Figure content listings
## Start
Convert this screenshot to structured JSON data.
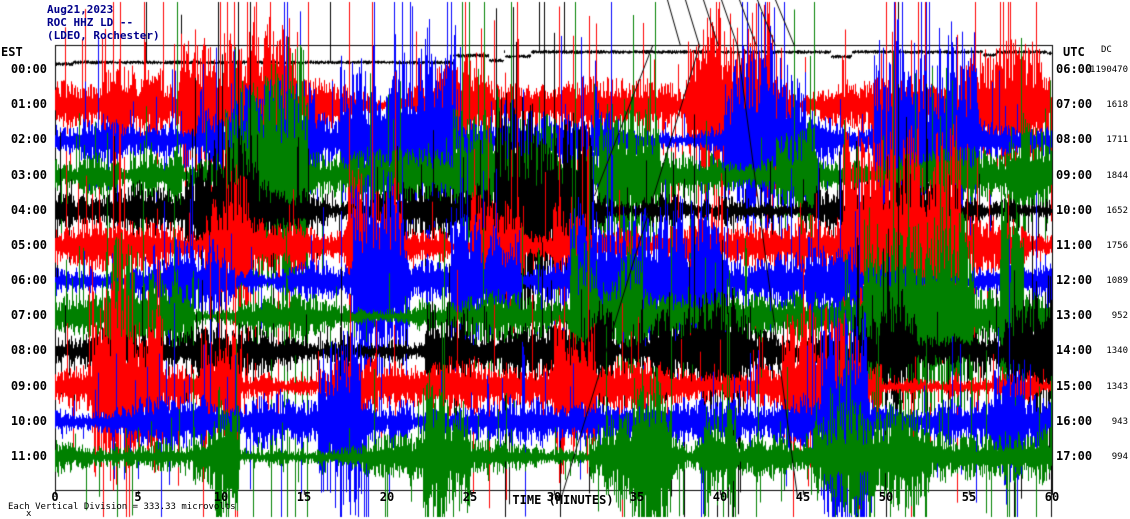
{
  "header": {
    "line1": "Aug21,2023",
    "line2": "ROC HHZ LD --",
    "line3": "(LDEO, Rochester)"
  },
  "axes": {
    "left": "EST",
    "right": "UTC",
    "dc": "DC",
    "xlabel": "TIME (MINUTES)"
  },
  "footer": {
    "scale_note": "Each Vertical Division = 333.33 microvolts",
    "corner_mark": "x"
  },
  "chart_data": {
    "type": "line",
    "subtype": "helicorder-seismogram",
    "title": "ROC HHZ LD -- (LDEO, Rochester)",
    "date": "Aug21,2023",
    "xlabel": "TIME (MINUTES)",
    "x_range": [
      0,
      60
    ],
    "minutes_per_line": 60,
    "x_ticks": [
      0,
      5,
      10,
      15,
      20,
      25,
      30,
      35,
      40,
      45,
      50,
      55,
      60
    ],
    "x_tick_labels": [
      "0",
      "5",
      "10",
      "15",
      "20",
      "25",
      "30",
      "35",
      "40",
      "45",
      "50",
      "55",
      "60"
    ],
    "left_time_zone": "EST",
    "right_time_zone": "UTC",
    "scale_note": "Each Vertical Division = 333.33 microvolts",
    "color_cycle": [
      "#000000",
      "#ff0000",
      "#0000ff",
      "#008000"
    ],
    "rows": [
      {
        "est": "00:00",
        "utc": "06:00",
        "dc": "-1190470",
        "color": "#000000",
        "activity": "quiet",
        "amp": 0.1
      },
      {
        "est": "01:00",
        "utc": "07:00",
        "dc": "1618",
        "color": "#ff0000",
        "activity": "high",
        "amp": 1.0
      },
      {
        "est": "02:00",
        "utc": "08:00",
        "dc": "1711",
        "color": "#0000ff",
        "activity": "high",
        "amp": 0.95
      },
      {
        "est": "03:00",
        "utc": "09:00",
        "dc": "1844",
        "color": "#008000",
        "activity": "high",
        "amp": 0.95
      },
      {
        "est": "04:00",
        "utc": "10:00",
        "dc": "1652",
        "color": "#000000",
        "activity": "high",
        "amp": 1.05
      },
      {
        "est": "05:00",
        "utc": "11:00",
        "dc": "1756",
        "color": "#ff0000",
        "activity": "high",
        "amp": 1.0
      },
      {
        "est": "06:00",
        "utc": "12:00",
        "dc": "1089",
        "color": "#0000ff",
        "activity": "high",
        "amp": 1.0
      },
      {
        "est": "07:00",
        "utc": "13:00",
        "dc": "952",
        "color": "#008000",
        "activity": "high",
        "amp": 0.95
      },
      {
        "est": "08:00",
        "utc": "14:00",
        "dc": "1340",
        "color": "#000000",
        "activity": "high",
        "amp": 1.05
      },
      {
        "est": "09:00",
        "utc": "15:00",
        "dc": "1343",
        "color": "#ff0000",
        "activity": "high",
        "amp": 1.0
      },
      {
        "est": "10:00",
        "utc": "16:00",
        "dc": "943",
        "color": "#0000ff",
        "activity": "high",
        "amp": 0.95
      },
      {
        "est": "11:00",
        "utc": "17:00",
        "dc": "994",
        "color": "#008000",
        "activity": "high",
        "amp": 1.0
      }
    ],
    "artifact_lines": [
      [
        667,
        0,
        680,
        46
      ],
      [
        685,
        0,
        699,
        46
      ],
      [
        703,
        0,
        718,
        46
      ],
      [
        721,
        0,
        737,
        46
      ],
      [
        739,
        0,
        756,
        46
      ],
      [
        757,
        0,
        775,
        46
      ],
      [
        775,
        0,
        794,
        46
      ],
      [
        652,
        46,
        594,
        196
      ],
      [
        699,
        46,
        561,
        497
      ],
      [
        737,
        46,
        797,
        497
      ]
    ]
  }
}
## End
From the entries above, output every line exactly and omit any image.

ANSWER TO THE TASK |
Convert this screenshot to structured JSON data.
{
  "header": {
    "line1": "Aug21,2023",
    "line2": "ROC HHZ LD --",
    "line3": "(LDEO, Rochester)"
  },
  "axes": {
    "left": "EST",
    "right": "UTC",
    "dc": "DC",
    "xlabel": "TIME (MINUTES)"
  },
  "footer": {
    "scale_note": "Each Vertical Division = 333.33 microvolts",
    "corner_mark": "x"
  },
  "chart_data": {
    "type": "line",
    "subtype": "helicorder-seismogram",
    "title": "ROC HHZ LD -- (LDEO, Rochester)",
    "date": "Aug21,2023",
    "xlabel": "TIME (MINUTES)",
    "x_range": [
      0,
      60
    ],
    "minutes_per_line": 60,
    "x_ticks": [
      0,
      5,
      10,
      15,
      20,
      25,
      30,
      35,
      40,
      45,
      50,
      55,
      60
    ],
    "x_tick_labels": [
      "0",
      "5",
      "10",
      "15",
      "20",
      "25",
      "30",
      "35",
      "40",
      "45",
      "50",
      "55",
      "60"
    ],
    "left_time_zone": "EST",
    "right_time_zone": "UTC",
    "scale_note": "Each Vertical Division = 333.33 microvolts",
    "color_cycle": [
      "#000000",
      "#ff0000",
      "#0000ff",
      "#008000"
    ],
    "rows": [
      {
        "est": "00:00",
        "utc": "06:00",
        "dc": "-1190470",
        "color": "#000000",
        "activity": "quiet",
        "amp": 0.1
      },
      {
        "est": "01:00",
        "utc": "07:00",
        "dc": "1618",
        "color": "#ff0000",
        "activity": "high",
        "amp": 1.0
      },
      {
        "est": "02:00",
        "utc": "08:00",
        "dc": "1711",
        "color": "#0000ff",
        "activity": "high",
        "amp": 0.95
      },
      {
        "est": "03:00",
        "utc": "09:00",
        "dc": "1844",
        "color": "#008000",
        "activity": "high",
        "amp": 0.95
      },
      {
        "est": "04:00",
        "utc": "10:00",
        "dc": "1652",
        "color": "#000000",
        "activity": "high",
        "amp": 1.05
      },
      {
        "est": "05:00",
        "utc": "11:00",
        "dc": "1756",
        "color": "#ff0000",
        "activity": "high",
        "amp": 1.0
      },
      {
        "est": "06:00",
        "utc": "12:00",
        "dc": "1089",
        "color": "#0000ff",
        "activity": "high",
        "amp": 1.0
      },
      {
        "est": "07:00",
        "utc": "13:00",
        "dc": "952",
        "color": "#008000",
        "activity": "high",
        "amp": 0.95
      },
      {
        "est": "08:00",
        "utc": "14:00",
        "dc": "1340",
        "color": "#000000",
        "activity": "high",
        "amp": 1.05
      },
      {
        "est": "09:00",
        "utc": "15:00",
        "dc": "1343",
        "color": "#ff0000",
        "activity": "high",
        "amp": 1.0
      },
      {
        "est": "10:00",
        "utc": "16:00",
        "dc": "943",
        "color": "#0000ff",
        "activity": "high",
        "amp": 0.95
      },
      {
        "est": "11:00",
        "utc": "17:00",
        "dc": "994",
        "color": "#008000",
        "activity": "high",
        "amp": 1.0
      }
    ],
    "artifact_lines": [
      [
        667,
        0,
        680,
        46
      ],
      [
        685,
        0,
        699,
        46
      ],
      [
        703,
        0,
        718,
        46
      ],
      [
        721,
        0,
        737,
        46
      ],
      [
        739,
        0,
        756,
        46
      ],
      [
        757,
        0,
        775,
        46
      ],
      [
        775,
        0,
        794,
        46
      ],
      [
        652,
        46,
        594,
        196
      ],
      [
        699,
        46,
        561,
        497
      ],
      [
        737,
        46,
        797,
        497
      ]
    ]
  }
}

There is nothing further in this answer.